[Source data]
☆ ☆ ☆

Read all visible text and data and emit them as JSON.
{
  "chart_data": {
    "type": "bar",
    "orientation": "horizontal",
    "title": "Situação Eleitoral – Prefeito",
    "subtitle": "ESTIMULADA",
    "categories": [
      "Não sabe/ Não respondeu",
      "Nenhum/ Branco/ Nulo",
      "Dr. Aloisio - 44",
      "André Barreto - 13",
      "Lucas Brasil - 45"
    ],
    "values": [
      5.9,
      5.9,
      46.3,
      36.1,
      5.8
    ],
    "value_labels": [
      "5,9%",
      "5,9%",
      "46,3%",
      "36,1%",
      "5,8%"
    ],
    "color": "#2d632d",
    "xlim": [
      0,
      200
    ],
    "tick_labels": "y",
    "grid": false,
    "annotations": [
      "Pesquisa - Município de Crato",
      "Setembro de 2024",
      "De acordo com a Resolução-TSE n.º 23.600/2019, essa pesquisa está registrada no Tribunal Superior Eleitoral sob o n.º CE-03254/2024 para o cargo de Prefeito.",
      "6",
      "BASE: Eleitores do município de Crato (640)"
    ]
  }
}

☆ ☆ ☆

- _Objective_: Return every line containing "Prefeito".

- _The completed task_:
    "title": "Situação Eleitoral – Prefeito",
      "De acordo com a Resolução-TSE n.º 23.600/2019, essa pesquisa está registrada no Tribunal Superior Eleitoral sob o n.º CE-03254/2024 para o cargo de Prefeito.",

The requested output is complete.